- _Problem description_
Render each line of the items below as a JSON array of strings, with one string per line and no entries for blank lines.

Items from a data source
--------------------------------

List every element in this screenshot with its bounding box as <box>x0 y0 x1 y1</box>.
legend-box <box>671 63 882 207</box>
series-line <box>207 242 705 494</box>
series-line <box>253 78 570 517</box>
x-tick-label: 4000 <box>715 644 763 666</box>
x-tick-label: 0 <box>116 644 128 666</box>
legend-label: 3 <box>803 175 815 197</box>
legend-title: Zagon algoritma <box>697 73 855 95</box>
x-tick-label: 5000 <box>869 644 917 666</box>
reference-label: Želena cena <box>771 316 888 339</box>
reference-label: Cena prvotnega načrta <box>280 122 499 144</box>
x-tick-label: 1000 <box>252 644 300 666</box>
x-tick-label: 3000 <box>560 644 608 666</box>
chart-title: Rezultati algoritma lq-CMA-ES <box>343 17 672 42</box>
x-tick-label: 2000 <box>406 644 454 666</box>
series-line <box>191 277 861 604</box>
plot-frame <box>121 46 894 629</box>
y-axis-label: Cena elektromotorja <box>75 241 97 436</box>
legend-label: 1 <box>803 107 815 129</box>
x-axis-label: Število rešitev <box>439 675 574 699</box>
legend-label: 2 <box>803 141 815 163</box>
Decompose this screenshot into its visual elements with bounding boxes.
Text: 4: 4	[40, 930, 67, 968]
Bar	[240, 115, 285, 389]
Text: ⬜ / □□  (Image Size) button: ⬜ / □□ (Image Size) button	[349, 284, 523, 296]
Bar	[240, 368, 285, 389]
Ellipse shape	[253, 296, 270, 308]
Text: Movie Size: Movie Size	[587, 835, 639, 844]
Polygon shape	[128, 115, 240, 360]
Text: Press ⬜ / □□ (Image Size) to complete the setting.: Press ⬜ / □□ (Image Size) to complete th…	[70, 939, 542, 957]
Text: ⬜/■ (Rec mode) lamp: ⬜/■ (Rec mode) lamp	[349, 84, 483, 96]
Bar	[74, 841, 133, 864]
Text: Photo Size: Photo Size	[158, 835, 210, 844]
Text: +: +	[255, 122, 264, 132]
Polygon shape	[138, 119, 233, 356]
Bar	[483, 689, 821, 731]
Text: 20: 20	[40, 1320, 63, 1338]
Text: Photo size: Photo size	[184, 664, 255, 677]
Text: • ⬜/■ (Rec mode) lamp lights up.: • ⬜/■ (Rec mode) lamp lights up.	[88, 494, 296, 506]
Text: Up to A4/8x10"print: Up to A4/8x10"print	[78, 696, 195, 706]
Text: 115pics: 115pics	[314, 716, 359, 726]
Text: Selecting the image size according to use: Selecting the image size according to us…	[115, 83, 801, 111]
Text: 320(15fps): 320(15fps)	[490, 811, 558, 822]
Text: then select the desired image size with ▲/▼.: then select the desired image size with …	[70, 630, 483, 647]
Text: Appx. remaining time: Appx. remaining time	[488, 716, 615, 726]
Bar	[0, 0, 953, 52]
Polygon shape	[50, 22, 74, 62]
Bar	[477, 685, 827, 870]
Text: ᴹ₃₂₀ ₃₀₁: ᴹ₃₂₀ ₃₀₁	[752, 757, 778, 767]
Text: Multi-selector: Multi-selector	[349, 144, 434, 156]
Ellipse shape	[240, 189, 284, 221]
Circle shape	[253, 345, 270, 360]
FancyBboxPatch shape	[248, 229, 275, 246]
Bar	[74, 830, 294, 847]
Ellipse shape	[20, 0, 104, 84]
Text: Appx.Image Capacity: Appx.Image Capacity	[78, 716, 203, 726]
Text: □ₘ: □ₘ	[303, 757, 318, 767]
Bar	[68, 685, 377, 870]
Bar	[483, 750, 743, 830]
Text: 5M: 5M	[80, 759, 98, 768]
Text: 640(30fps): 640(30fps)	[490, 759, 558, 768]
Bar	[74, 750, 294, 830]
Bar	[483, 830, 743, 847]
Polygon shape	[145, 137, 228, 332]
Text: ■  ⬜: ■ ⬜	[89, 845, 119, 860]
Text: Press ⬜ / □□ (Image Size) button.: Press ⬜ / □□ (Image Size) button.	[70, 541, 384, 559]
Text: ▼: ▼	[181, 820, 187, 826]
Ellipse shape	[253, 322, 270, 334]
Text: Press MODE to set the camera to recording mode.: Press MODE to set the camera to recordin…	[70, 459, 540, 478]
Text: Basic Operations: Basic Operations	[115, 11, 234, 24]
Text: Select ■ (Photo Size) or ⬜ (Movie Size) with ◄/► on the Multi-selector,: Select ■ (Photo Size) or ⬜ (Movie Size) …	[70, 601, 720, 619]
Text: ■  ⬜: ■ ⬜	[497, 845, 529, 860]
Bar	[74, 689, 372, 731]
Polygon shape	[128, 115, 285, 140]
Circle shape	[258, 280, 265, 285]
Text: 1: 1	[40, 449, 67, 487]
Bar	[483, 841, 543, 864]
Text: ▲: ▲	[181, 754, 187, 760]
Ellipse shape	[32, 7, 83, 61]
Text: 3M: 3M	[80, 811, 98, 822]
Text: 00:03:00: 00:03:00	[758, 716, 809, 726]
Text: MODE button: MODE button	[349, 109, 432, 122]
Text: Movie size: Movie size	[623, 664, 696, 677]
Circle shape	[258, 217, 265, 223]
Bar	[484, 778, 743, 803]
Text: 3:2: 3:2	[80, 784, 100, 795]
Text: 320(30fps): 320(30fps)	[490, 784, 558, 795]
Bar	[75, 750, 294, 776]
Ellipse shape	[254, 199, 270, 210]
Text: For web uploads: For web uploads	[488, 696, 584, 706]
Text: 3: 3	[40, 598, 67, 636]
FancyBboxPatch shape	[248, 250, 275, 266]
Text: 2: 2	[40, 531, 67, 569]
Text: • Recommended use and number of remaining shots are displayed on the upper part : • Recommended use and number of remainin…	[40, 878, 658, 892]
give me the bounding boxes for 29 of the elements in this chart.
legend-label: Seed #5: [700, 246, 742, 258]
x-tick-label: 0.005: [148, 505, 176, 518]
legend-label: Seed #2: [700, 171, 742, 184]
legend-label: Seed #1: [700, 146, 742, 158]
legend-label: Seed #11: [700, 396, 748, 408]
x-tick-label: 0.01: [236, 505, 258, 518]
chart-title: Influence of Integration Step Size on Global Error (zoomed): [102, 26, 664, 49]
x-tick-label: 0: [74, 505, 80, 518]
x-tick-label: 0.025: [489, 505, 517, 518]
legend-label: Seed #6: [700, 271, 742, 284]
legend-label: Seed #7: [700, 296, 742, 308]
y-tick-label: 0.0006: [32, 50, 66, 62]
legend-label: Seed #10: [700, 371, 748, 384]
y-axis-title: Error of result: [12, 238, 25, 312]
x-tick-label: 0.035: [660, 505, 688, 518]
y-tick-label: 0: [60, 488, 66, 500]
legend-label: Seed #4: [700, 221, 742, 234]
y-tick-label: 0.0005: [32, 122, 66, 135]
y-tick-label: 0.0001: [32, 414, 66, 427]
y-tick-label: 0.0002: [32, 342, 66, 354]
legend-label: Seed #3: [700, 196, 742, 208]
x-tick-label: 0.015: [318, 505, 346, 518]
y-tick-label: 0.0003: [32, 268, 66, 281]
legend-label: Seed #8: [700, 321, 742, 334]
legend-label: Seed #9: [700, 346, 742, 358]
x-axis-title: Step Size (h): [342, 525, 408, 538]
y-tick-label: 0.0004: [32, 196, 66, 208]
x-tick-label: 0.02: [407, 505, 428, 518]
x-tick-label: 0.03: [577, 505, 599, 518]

--------------------------------

- _Result of the exercise_
[
  "List every element in this screenshot with its bounding box as <box>x0 y0 x1 y1</box>.",
  "legend-box <box>671 63 882 207</box>",
  "series-line <box>207 242 705 494</box>",
  "series-line <box>253 78 570 517</box>",
  "x-tick-label: 4000 <box>715 644 763 666</box>",
  "x-tick-label: 0 <box>116 644 128 666</box>",
  "legend-label: 3 <box>803 175 815 197</box>",
  "legend-title: Zagon algoritma <box>697 73 855 95</box>",
  "x-tick-label: 5000 <box>869 644 917 666</box>",
  "reference-label: Želena cena <box>771 316 888 339</box>",
  "reference-label: Cena prvotnega načrta <box>280 122 499 144</box>",
  "x-tick-label: 1000 <box>252 644 300 666</box>",
  "x-tick-label: 3000 <box>560 644 608 666</box>",
  "chart-title: Rezultati algoritma lq-CMA-ES <box>343 17 672 42</box>",
  "x-tick-label: 2000 <box>406 644 454 666</box>",
  "series-line <box>191 277 861 604</box>",
  "plot-frame <box>121 46 894 629</box>",
  "y-axis-label: Cena elektromotorja <box>75 241 97 436</box>",
  "legend-label: 1 <box>803 107 815 129</box>",
  "x-axis-label: Število rešitev <box>439 675 574 699</box>",
  "legend-label: 2 <box>803 141 815 163</box>",
  "Decompose this screenshot into its visual elements with bounding boxes.",
  "Text: 4: 4\t[40, 930, 67, 968]",
  "Bar\t[240, 115, 285, 389]",
  "Text: ⬜ / □□  (Image Size) button: ⬜ / □□ (Image Size) button\t[349, 284, 523, 296]",
  "Bar\t[240, 368, 285, 389]",
  "Ellipse shape\t[253, 296, 270, 308]",
  "Text: Movie Size: Movie Size\t[587, 835, 639, 844]",
  "Polygon shape\t[128, 115, 240, 360]",
  "Text: Press ⬜ / □□ (Image Size) to complete the setting.: Press ⬜ / □□ (Image Size) to complete th…\t[70, 939, 542, 957]",
  "Text: ⬜/■ (Rec mode) lamp: ⬜/■ (Rec mode) lamp\t[349, 84, 483, 96]",
  "Bar\t[74, 841, 133, 864]",
  "Text: Photo Size: Photo Size\t[158, 835, 210, 844]",
  "Text: +: +\t[255, 122, 264, 132]",
  "Polygon shape\t[138, 119, 233, 356]",
  "Bar\t[483, 689, 821, 731]",
  "Text: 20: 20\t[40, 1320, 63, 1338]",
  "Text: Photo size: Photo size\t[184, 664, 255, 677]",
  "Text: • ⬜/■ (Rec mode) lamp lights up.: • ⬜/■ (Rec mode) lamp lights up.\t[88, 494, 296, 506]",
  "Text: Up to A4/8x10\"print: Up to A4/8x10\"print\t[78, 696, 195, 706]",
  "Text: 115pics: 115pics\t[314, 716, 359, 726]",
  "Text: Selecting the image size according to use: Selecting the image size according to us…\t[115, 83, 801, 111]",
  "Text: 320(15fps): 320(15fps)\t[490, 811, 558, 822]",
  "Text: then select the desired image size with ▲/▼.: then select the desired image size with …\t[70, 630, 483, 647]",
  "Text: Appx. remaining time: Appx. remaining time\t[488, 716, 615, 726]",
  "Bar\t[0, 0, 953, 52]",
  "Polygon shape\t[50, 22, 74, 62]",
  "Bar\t[477, 685, 827, 870]",
  "Text: ᴹ₃₂₀ ₃₀₁: ᴹ₃₂₀ ₃₀₁\t[752, 757, 778, 767]",
  "Text: Multi-selector: Multi-selector\t[349, 144, 434, 156]",
  "Ellipse shape\t[240, 189, 284, 221]",
  "Circle shape\t[253, 345, 270, 360]",
  "FancyBboxPatch shape\t[248, 229, 275, 246]",
  "Bar\t[74, 830, 294, 847]",
  "Ellipse shape\t[20, 0, 104, 84]",
  "Text: Appx.Image Capacity: Appx.Image Capacity\t[78, 716, 203, 726]",
  "Text: □ₘ: □ₘ\t[303, 757, 318, 767]",
  "Bar\t[68, 685, 377, 870]",
  "Bar\t[483, 750, 743, 830]",
  "Text: 5M: 5M\t[80, 759, 98, 768]",
  "Text: 640(30fps): 640(30fps)\t[490, 759, 558, 768]",
  "Bar\t[74, 750, 294, 830]",
  "Bar\t[483, 830, 743, 847]",
  "Polygon shape\t[145, 137, 228, 332]",
  "Text: ■  ⬜: ■ ⬜\t[89, 845, 119, 860]",
  "Text: Press ⬜ / □□ (Image Size) button.: Press ⬜ / □□ (Image Size) button.\t[70, 541, 384, 559]",
  "Text: ▼: ▼\t[181, 820, 187, 826]",
  "Ellipse shape\t[253, 322, 270, 334]",
  "Text: Press MODE to set the camera to recording mode.: Press MODE to set the camera to recordin…\t[70, 459, 540, 478]",
  "Text: Basic Operations: Basic Operations\t[115, 11, 234, 24]",
  "Text: Select ■ (Photo Size) or ⬜ (Movie Size) with ◄/► on the Multi-selector,: Select ■ (Photo Size) or ⬜ (Movie Size) …\t[70, 601, 720, 619]",
  "Text: ■  ⬜: ■ ⬜\t[497, 845, 529, 860]",
  "Bar\t[74, 689, 372, 731]",
  "Polygon shape\t[128, 115, 285, 140]",
  "Circle shape\t[258, 280, 265, 285]",
  "Text: 1: 1\t[40, 449, 67, 487]",
  "Bar\t[483, 841, 543, 864]",
  "Text: ▲: ▲\t[181, 754, 187, 760]",
  "Ellipse shape\t[32, 7, 83, 61]",
  "Text: 3M: 3M\t[80, 811, 98, 822]",
  "Text: 00:03:00: 00:03:00\t[758, 716, 809, 726]",
  "Text: MODE button: MODE button\t[349, 109, 432, 122]",
  "Text: Movie size: Movie size\t[623, 664, 696, 677]",
  "Circle shape\t[258, 217, 265, 223]",
  "Bar\t[484, 778, 743, 803]",
  "Text: 3:2: 3:2\t[80, 784, 100, 795]",
  "Text: 320(30fps): 320(30fps)\t[490, 784, 558, 795]",
  "Bar\t[75, 750, 294, 776]",
  "Ellipse shape\t[254, 199, 270, 210]",
  "Text: For web uploads: For web uploads\t[488, 696, 584, 706]",
  "Text: 3: 3\t[40, 598, 67, 636]",
  "FancyBboxPatch shape\t[248, 250, 275, 266]",
  "Text: 2: 2\t[40, 531, 67, 569]",
  "Text: • Recommended use and number of remaining shots are displayed on the upper part : • Recommended use and number of remainin…\t[40, 878, 658, 892]",
  "give me the bounding boxes for 29 of the elements in this chart.",
  "legend-label: Seed #5: [700, 246, 742, 258]",
  "x-tick-label: 0.005: [148, 505, 176, 518]",
  "legend-label: Seed #2: [700, 171, 742, 184]",
  "legend-label: Seed #1: [700, 146, 742, 158]",
  "legend-label: Seed #11: [700, 396, 748, 408]",
  "x-tick-label: 0.01: [236, 505, 258, 518]",
  "chart-title: Influence of Integration Step Size on Global Error (zoomed): [102, 26, 664, 49]",
  "x-tick-label: 0: [74, 505, 80, 518]",
  "x-tick-label: 0.025: [489, 505, 517, 518]",
  "legend-label: Seed #6: [700, 271, 742, 284]",
  "legend-label: Seed #7: [700, 296, 742, 308]",
  "y-tick-label: 0.0006: [32, 50, 66, 62]",
  "legend-label: Seed #10: [700, 371, 748, 384]",
  "y-axis-title: Error of result: [12, 238, 25, 312]",
  "x-tick-label: 0.035: [660, 505, 688, 518]",
  "y-tick-label: 0: [60, 488, 66, 500]",
  "legend-label: Seed #4: [700, 221, 742, 234]",
  "y-tick-label: 0.0005: [32, 122, 66, 135]",
  "y-tick-label: 0.0001: [32, 414, 66, 427]",
  "y-tick-label: 0.0002: [32, 342, 66, 354]",
  "legend-label: Seed #3: [700, 196, 742, 208]",
  "x-tick-label: 0.015: [318, 505, 346, 518]",
  "y-tick-label: 0.0003: [32, 268, 66, 281]",
  "legend-label: Seed #8: [700, 321, 742, 334]",
  "legend-label: Seed #9: [700, 346, 742, 358]",
  "x-axis-title: Step Size (h): [342, 525, 408, 538]",
  "y-tick-label: 0.0004: [32, 196, 66, 208]",
  "x-tick-label: 0.02: [407, 505, 428, 518]",
  "x-tick-label: 0.03: [577, 505, 599, 518]"
]